◆ **Entries provided**:
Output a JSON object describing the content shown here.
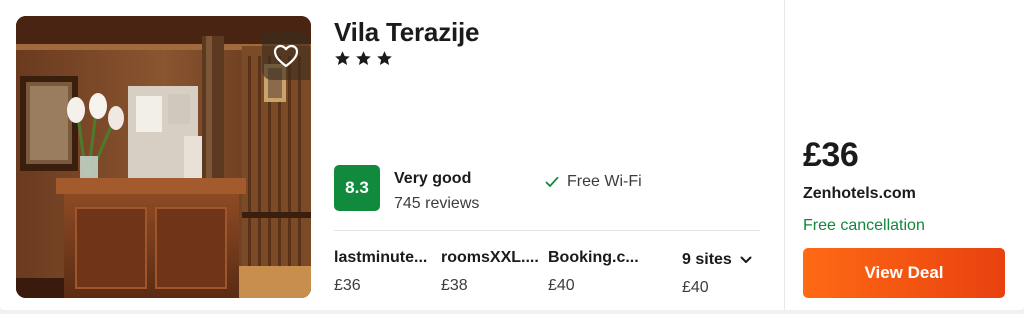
{
  "hotel": {
    "name": "Vila Terazije",
    "star_count": 3,
    "score": "8.3",
    "rating_label": "Very good",
    "reviews": "745 reviews",
    "amenity": "Free Wi-Fi",
    "favorite_icon": "heart-outline-icon"
  },
  "sites": [
    {
      "name": "lastminute...",
      "price": "£36"
    },
    {
      "name": "roomsXXL....",
      "price": "£38"
    },
    {
      "name": "Booking.c...",
      "price": "£40"
    }
  ],
  "more_sites": {
    "label": "9 sites",
    "price": "£40",
    "icon": "chevron-down-icon"
  },
  "deal": {
    "price": "£36",
    "provider": "Zenhotels.com",
    "cancellation": "Free cancellation",
    "button_label": "View Deal"
  },
  "colors": {
    "score_badge": "#128a3e",
    "cancellation_text": "#12873a",
    "button_start": "#ff6a14",
    "button_end": "#e8410f"
  }
}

◆ **Prompt**:
The records above need to be given again exactly. Omit the pictures.

◆ **Complete response**:
Output a JSON object describing the content shown here.
{
  "hotel": {
    "name": "Vila Terazije",
    "star_count": 3,
    "score": "8.3",
    "rating_label": "Very good",
    "reviews": "745 reviews",
    "amenity": "Free Wi-Fi",
    "favorite_icon": "heart-outline-icon"
  },
  "sites": [
    {
      "name": "lastminute...",
      "price": "£36"
    },
    {
      "name": "roomsXXL....",
      "price": "£38"
    },
    {
      "name": "Booking.c...",
      "price": "£40"
    }
  ],
  "more_sites": {
    "label": "9 sites",
    "price": "£40",
    "icon": "chevron-down-icon"
  },
  "deal": {
    "price": "£36",
    "provider": "Zenhotels.com",
    "cancellation": "Free cancellation",
    "button_label": "View Deal"
  },
  "colors": {
    "score_badge": "#128a3e",
    "cancellation_text": "#12873a",
    "button_start": "#ff6a14",
    "button_end": "#e8410f"
  }
}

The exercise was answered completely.